Within the records that follow, find every line containing the string "page". Copy those lines.

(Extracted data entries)
===

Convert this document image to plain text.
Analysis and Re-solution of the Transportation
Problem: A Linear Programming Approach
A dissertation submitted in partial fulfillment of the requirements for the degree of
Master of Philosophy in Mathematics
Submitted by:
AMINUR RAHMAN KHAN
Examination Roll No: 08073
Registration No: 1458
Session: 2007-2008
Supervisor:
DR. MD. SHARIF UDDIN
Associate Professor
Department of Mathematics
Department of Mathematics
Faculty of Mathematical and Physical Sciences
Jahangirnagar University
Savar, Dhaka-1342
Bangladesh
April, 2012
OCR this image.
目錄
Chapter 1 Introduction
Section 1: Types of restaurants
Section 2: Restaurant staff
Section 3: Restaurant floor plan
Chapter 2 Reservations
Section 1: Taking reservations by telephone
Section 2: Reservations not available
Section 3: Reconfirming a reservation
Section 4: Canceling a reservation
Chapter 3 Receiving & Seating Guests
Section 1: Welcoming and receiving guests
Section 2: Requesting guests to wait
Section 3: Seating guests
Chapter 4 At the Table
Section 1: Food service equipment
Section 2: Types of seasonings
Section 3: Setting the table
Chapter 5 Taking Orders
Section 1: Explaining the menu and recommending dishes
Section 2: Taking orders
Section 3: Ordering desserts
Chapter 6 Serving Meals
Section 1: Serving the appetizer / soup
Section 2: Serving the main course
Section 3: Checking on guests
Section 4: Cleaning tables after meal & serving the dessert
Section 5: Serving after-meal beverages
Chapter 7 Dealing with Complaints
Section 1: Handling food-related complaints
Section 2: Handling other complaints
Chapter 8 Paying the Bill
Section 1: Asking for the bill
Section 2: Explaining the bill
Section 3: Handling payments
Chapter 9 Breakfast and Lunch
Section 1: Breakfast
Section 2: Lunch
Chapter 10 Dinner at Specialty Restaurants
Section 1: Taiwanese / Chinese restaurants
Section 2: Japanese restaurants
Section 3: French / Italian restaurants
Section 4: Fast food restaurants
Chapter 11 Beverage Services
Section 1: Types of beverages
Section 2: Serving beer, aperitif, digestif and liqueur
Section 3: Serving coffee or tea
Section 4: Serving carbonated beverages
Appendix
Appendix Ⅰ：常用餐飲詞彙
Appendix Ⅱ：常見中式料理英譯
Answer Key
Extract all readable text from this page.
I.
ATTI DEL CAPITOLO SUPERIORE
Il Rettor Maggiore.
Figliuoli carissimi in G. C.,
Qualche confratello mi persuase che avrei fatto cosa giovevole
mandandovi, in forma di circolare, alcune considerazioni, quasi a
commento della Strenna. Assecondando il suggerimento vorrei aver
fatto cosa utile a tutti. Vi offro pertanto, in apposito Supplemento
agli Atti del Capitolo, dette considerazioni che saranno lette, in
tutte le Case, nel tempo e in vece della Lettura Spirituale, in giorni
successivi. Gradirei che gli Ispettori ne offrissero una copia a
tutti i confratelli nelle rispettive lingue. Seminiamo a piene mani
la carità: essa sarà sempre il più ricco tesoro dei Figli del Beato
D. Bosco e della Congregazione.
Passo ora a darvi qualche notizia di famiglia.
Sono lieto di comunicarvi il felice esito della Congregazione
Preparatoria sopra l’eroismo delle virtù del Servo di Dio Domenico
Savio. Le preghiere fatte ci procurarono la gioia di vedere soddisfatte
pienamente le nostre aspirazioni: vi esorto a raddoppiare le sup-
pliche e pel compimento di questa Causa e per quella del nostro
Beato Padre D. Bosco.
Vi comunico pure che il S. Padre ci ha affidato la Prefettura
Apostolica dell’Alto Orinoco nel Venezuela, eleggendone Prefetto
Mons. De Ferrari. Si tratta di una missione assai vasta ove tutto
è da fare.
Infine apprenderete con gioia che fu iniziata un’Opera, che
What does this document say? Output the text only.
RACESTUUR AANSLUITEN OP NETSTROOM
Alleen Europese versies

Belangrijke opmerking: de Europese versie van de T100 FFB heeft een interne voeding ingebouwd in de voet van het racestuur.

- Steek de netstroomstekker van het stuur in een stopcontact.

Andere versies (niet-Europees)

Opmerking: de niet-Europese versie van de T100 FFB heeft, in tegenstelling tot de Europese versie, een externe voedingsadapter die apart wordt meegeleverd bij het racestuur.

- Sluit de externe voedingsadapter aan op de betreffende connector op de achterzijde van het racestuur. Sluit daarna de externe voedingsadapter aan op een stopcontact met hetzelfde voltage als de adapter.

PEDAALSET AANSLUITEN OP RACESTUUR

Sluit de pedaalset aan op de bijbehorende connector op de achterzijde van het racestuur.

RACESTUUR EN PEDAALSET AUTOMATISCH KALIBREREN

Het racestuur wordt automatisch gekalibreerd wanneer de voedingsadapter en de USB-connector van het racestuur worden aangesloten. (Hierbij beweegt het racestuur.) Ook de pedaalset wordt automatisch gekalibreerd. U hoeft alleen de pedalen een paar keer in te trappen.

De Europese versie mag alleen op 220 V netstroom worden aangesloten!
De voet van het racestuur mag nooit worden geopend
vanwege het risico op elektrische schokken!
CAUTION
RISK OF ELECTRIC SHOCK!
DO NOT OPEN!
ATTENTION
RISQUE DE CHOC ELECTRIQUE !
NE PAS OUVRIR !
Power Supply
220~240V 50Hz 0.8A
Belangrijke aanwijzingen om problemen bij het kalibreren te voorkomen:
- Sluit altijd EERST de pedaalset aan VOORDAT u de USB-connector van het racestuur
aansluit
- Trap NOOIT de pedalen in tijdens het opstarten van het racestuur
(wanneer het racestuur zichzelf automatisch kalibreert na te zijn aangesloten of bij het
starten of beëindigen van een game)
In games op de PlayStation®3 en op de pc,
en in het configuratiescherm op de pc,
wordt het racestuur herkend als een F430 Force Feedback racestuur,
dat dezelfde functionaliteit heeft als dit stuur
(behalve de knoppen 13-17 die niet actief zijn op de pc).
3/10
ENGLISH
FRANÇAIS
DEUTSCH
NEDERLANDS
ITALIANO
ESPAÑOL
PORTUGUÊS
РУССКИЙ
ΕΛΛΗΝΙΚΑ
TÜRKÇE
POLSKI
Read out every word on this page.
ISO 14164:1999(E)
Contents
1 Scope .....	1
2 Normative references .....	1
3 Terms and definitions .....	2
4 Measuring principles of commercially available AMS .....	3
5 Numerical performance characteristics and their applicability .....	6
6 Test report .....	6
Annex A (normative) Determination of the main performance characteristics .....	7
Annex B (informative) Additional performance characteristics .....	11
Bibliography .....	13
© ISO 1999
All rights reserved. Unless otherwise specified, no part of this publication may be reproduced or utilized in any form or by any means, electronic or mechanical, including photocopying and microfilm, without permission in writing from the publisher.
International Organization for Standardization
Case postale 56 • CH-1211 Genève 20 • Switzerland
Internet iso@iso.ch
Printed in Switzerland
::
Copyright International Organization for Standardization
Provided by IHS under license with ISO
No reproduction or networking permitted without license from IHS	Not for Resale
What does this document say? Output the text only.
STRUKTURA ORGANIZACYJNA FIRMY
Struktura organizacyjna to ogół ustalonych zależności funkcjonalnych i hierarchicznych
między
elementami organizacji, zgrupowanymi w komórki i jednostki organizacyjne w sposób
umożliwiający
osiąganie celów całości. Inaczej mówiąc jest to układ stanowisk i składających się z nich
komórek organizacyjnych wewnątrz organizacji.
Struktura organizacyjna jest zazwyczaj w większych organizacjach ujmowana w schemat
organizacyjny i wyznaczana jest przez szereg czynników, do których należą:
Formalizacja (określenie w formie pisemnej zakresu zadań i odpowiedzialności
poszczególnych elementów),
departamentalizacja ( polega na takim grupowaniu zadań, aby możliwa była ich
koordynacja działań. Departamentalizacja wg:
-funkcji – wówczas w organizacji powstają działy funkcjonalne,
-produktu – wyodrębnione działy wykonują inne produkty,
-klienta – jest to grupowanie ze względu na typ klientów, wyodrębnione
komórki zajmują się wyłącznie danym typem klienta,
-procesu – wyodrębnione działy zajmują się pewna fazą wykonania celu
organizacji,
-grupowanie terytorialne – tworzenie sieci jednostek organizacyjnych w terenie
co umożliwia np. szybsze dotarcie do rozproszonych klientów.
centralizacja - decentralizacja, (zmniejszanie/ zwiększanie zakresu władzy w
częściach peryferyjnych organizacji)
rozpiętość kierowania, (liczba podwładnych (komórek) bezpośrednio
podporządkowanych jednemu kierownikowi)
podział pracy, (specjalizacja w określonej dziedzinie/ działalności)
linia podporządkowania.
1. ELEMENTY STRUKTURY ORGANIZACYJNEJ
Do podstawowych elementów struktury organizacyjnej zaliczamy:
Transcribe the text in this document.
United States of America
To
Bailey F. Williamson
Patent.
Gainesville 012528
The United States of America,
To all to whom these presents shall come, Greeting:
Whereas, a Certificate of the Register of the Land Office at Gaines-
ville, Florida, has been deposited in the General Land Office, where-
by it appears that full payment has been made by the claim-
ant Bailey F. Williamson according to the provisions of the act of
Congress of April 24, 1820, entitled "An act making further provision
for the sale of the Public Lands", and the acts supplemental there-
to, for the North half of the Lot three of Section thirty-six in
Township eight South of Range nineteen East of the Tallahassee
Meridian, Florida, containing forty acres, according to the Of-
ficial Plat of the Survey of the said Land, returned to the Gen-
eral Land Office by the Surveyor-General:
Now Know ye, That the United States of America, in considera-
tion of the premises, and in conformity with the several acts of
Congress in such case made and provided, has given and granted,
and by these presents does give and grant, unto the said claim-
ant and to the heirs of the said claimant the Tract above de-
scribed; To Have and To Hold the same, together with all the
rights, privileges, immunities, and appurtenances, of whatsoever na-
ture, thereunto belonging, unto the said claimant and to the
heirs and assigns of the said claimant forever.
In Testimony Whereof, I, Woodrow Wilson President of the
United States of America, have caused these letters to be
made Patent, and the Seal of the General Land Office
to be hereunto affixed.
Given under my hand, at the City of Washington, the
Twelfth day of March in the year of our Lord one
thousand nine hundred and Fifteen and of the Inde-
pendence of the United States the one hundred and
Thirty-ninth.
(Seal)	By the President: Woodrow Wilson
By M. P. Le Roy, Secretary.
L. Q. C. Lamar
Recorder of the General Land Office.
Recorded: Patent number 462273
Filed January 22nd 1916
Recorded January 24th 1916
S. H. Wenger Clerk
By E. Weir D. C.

===

_Task answer_
Extract all readable text from this page.
Read out every word on this page.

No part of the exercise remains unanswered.